3. (Original post by W.H.T)
Hence or otherwise show that the equation:

cosx (cos2x/cosx + sinx) = 1/2, can be written as:

sin2x = cos2x

afterwards, how do I re-arrange to solve 'sin2x = cos2x', 0< x < 2pi
Divide both sides by cos2x to get tan2x =1

4. (Original post by W.H.T)
Hence or otherwise show that the equation:

cosx (cos2x/cosx + sinx) = 1/2, can be written as:

sin2x = cos2x

and afterwards, how do I re-arrange to solve 'sin2x = cos2x', 0< x < 2pi
multiply out the brackets...
cos2x + sinx cosx = 1/2

then use this identity...
sin(2x) = 2 sinx cosx

and then to solve divide both sides by cos(2x), so sin(2x)/cos(2x) = tan(2x) = 1.
5. (Original post by kat_s)
multiply out the brackets...
cos2x + sinx cosx = 1/2

then use this identity...
sin(2x) = 2 sinx cosx

and then to solve divide both sides by cos(2x), so sin(2x)/cos(2x) = tan(2x) = 1.

for the first step of multiplying out the brackets, would I get:

cos^2 2x / cosx+sinx = 1/2
6. (Original post by Superman_Jr)
Divide both sides by cos2x to get tan2x =1

sin2x = cos2x

how can I divide by cos2x, because on the 'cos2x' side there is nothing multiplying it. So surely to get 'cos2x' to the other side, I would have to subtract by 'cos2x' ?
7. (Original post by W.H.T)

==*==

Job: Please copy word for word the part of the forum thread that begins with the words containing "cos^2 2x / cosx+sinx" and ends with "7. (Original post by W.H.T)".

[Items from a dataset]
==*==

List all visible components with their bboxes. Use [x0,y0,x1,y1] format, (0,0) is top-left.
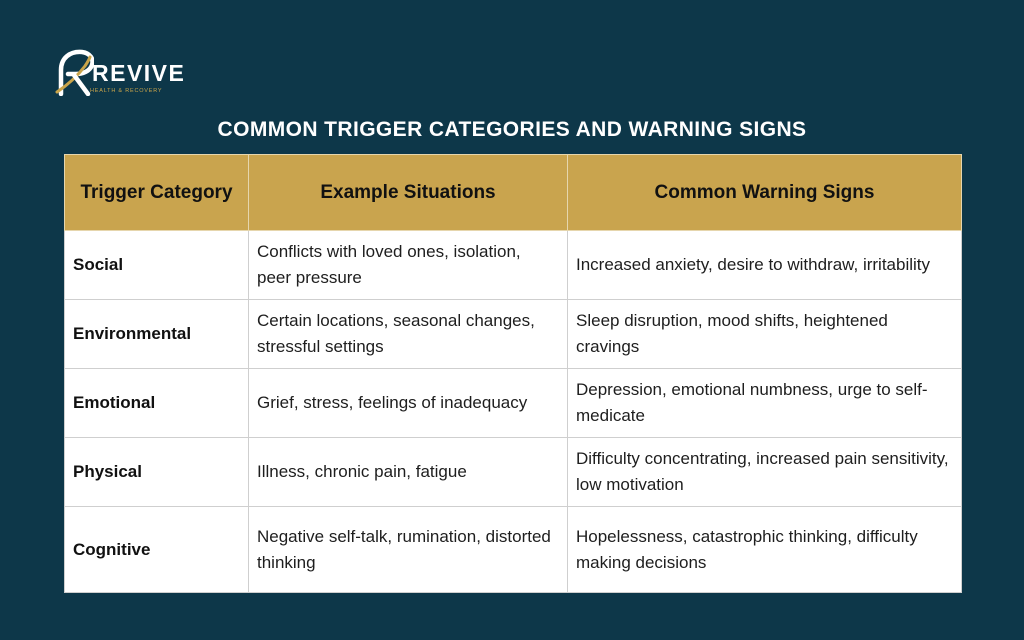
situations-cell: Certain locations, seasonal changes, stressful settings [249,300,568,369]
table-row [65,507,962,593]
brand-name: REVIVE [92,60,186,86]
category-cell: Cognitive [65,507,249,593]
category-cell: Physical [65,438,249,507]
header-example-situations: Example Situations [249,155,568,231]
table-row [65,231,962,300]
brand-logo [54,48,194,100]
header-trigger-category: Trigger Category [65,155,249,231]
header-common-warning-signs: Common Warning Signs [568,155,962,231]
category-cell: Emotional [65,369,249,438]
category-cell: Social [65,231,249,300]
page-title: COMMON TRIGGER CATEGORIES AND WARNING SIGNS [217,118,807,141]
revive-logo-mark-icon [54,48,94,96]
category-cell: Environmental [65,300,249,369]
signs-cell: Increased anxiety, desire to withdraw, irritability [568,231,962,300]
signs-cell: Hopelessness, catastrophic thinking, difficulty making decisions [568,507,962,593]
table-row [65,369,962,438]
situations-cell: Illness, chronic pain, fatigue [249,438,568,507]
table-row [65,300,962,369]
table-header-row [65,155,962,231]
situations-cell: Conflicts with loved ones, isolation, peer pressure [249,231,568,300]
signs-cell: Sleep disruption, mood shifts, heightened cravings [568,300,962,369]
triggers-table [64,154,962,593]
brand-tagline: HEALTH & RECOVERY [90,88,163,94]
signs-cell: Depression, emotional numbness, urge to self-medicate [568,369,962,438]
signs-cell: Difficulty concentrating, increased pain sensitivity, low motivation [568,438,962,507]
situations-cell: Grief, stress, feelings of inadequacy [249,369,568,438]
table-row [65,438,962,507]
situations-cell: Negative self-talk, rumination, distorted thinking [249,507,568,593]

==*==

Exercise response:
cos^2 2x / cosx+sinx = 1/2
6. (Original post by Superman_Jr)
Divide both sides by cos2x to get tan2x =1

sin2x = cos2x

how can I divide by cos2x, because on the 'cos2x' side there is nothing multiplying it. So surely to get 'cos2x' to the other side, I would have to subtract by 'cos2x' ?
7. (Original post by W.H.T)